───── SUPPLIED DATA

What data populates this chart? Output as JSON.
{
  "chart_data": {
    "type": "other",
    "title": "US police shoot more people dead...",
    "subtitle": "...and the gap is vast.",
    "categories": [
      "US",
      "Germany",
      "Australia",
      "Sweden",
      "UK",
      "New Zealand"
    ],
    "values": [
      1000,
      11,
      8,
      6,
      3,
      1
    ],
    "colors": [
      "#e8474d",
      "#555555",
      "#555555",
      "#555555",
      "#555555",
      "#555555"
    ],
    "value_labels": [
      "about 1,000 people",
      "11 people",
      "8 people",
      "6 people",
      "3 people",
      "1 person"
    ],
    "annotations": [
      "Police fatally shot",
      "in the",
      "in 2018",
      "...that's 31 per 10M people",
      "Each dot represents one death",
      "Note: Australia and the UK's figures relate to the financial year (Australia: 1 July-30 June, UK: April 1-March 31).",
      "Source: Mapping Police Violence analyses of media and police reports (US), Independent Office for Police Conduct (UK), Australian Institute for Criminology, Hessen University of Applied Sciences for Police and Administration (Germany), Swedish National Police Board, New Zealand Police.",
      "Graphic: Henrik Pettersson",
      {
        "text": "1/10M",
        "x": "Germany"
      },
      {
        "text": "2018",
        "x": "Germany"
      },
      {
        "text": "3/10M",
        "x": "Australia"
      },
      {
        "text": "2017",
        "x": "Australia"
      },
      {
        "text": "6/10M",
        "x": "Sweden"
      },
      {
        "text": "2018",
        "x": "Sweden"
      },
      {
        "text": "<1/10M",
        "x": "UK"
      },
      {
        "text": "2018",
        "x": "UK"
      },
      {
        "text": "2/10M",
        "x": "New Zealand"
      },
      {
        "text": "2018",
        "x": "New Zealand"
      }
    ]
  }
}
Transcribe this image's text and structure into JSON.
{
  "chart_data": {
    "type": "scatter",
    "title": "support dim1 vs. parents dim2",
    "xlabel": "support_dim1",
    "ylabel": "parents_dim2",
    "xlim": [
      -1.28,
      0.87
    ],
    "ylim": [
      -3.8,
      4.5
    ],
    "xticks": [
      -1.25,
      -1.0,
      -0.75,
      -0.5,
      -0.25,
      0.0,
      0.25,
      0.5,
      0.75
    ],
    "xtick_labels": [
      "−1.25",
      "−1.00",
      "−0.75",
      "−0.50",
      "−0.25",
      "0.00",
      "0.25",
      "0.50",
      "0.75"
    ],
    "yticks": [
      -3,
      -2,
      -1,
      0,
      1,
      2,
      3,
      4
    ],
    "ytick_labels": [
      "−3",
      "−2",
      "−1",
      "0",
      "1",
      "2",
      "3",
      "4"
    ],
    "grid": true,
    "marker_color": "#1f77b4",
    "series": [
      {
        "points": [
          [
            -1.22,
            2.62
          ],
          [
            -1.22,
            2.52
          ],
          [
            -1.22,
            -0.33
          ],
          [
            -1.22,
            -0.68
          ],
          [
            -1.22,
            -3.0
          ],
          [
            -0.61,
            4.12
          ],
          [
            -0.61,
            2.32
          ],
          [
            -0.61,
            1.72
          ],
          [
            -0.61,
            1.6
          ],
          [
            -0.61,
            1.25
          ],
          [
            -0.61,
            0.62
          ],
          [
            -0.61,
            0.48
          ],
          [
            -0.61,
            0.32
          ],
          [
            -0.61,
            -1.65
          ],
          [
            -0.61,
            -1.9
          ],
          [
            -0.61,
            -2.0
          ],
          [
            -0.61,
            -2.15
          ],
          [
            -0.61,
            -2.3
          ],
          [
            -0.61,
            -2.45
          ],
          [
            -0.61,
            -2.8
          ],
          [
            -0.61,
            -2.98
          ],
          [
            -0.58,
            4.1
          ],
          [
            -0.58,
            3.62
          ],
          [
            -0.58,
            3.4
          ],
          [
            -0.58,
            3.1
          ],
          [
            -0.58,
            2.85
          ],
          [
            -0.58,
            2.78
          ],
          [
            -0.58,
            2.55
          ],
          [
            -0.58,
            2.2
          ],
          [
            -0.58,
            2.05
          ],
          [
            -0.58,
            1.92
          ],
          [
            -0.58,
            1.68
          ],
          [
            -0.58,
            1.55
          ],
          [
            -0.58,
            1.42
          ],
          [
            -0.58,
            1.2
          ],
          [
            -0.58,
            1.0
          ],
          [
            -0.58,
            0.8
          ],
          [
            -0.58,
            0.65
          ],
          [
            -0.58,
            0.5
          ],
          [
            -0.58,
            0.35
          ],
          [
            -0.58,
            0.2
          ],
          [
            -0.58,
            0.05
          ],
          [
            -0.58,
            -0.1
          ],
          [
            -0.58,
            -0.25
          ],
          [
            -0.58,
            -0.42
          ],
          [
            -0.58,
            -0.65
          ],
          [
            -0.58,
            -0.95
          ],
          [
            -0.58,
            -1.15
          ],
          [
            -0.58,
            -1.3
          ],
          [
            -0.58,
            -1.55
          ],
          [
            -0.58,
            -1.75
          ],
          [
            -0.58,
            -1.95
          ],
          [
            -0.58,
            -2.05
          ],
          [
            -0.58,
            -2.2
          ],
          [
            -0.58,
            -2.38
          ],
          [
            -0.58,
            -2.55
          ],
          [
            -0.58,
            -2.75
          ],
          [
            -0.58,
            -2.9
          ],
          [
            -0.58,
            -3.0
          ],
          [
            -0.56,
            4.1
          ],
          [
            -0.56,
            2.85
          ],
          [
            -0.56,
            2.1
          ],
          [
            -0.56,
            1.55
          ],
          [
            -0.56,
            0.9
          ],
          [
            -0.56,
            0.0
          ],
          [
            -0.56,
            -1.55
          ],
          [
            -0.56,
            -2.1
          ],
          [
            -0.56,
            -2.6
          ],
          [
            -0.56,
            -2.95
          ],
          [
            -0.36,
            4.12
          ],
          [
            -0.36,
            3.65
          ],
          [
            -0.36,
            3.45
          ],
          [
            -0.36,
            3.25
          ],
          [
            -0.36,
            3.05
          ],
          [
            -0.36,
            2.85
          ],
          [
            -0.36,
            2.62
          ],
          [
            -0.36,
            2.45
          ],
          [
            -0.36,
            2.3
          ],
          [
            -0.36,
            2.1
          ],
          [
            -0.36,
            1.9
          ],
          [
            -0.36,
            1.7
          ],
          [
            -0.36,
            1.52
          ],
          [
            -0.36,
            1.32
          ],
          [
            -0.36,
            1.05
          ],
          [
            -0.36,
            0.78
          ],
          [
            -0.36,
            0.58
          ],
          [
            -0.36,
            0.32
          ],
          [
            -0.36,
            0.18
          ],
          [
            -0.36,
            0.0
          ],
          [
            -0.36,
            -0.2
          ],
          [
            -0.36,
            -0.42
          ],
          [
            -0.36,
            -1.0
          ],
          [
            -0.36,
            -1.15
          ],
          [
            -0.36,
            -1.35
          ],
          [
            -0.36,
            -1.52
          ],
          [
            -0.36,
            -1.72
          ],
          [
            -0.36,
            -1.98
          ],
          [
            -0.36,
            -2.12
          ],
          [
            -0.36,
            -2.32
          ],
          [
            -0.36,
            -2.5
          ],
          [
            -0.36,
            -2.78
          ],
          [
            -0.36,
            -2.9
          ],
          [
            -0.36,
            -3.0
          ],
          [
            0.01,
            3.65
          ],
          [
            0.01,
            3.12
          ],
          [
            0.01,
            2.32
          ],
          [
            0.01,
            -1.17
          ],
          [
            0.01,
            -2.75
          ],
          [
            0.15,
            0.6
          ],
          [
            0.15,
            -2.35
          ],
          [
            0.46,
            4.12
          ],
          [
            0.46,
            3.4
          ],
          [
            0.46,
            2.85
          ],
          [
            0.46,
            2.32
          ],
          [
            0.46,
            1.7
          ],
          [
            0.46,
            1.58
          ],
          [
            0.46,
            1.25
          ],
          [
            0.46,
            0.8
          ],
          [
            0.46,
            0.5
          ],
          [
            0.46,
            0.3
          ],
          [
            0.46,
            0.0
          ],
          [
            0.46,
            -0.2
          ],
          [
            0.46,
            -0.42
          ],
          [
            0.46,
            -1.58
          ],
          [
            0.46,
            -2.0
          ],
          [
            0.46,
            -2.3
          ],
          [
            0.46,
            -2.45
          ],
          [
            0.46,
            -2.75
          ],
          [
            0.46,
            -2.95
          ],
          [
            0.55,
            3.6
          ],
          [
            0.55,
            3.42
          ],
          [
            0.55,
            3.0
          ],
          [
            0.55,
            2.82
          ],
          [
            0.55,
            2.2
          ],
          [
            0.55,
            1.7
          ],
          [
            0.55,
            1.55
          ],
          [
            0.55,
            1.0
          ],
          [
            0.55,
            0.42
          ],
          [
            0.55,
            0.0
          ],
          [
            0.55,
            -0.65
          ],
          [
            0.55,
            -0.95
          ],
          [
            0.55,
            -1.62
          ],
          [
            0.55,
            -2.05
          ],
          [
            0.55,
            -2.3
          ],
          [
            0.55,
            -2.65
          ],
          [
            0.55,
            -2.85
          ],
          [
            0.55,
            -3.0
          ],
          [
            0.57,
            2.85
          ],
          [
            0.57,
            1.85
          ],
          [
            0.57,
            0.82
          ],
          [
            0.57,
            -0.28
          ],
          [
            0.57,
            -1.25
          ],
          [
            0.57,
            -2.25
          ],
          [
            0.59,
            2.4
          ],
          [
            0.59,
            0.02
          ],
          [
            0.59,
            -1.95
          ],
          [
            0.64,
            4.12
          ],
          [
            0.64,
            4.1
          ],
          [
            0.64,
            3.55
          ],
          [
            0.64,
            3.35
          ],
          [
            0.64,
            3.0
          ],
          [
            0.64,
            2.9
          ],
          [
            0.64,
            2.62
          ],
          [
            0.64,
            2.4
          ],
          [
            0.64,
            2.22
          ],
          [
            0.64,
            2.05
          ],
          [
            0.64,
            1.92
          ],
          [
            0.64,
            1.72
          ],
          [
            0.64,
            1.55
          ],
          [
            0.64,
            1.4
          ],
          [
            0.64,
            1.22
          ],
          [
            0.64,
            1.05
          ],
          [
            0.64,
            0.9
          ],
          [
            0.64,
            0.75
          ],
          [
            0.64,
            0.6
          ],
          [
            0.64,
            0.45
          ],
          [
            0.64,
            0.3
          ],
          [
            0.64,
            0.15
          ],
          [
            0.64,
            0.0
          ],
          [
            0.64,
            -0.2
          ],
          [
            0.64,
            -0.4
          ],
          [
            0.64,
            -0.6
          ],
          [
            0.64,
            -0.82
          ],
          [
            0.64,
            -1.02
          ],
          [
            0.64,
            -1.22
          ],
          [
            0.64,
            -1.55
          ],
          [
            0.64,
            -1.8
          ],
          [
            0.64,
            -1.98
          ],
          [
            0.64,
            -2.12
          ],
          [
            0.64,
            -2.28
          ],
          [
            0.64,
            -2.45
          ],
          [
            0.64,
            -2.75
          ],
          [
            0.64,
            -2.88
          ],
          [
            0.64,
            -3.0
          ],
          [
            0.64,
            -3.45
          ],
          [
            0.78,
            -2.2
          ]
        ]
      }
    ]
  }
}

──────────

◆ SHORT PROBLEM:
In the records above, collect each line with "text".

◆ FINISHED EXERCISE:
        "text": "1/10M",
        "text": "2018",
        "text": "3/10M",
        "text": "2017",
        "text": "6/10M",
        "text": "2018",
        "text": "<1/10M",
        "text": "2018",
        "text": "2/10M",
        "text": "2018",
Transcribe this image's text and structure into JSON.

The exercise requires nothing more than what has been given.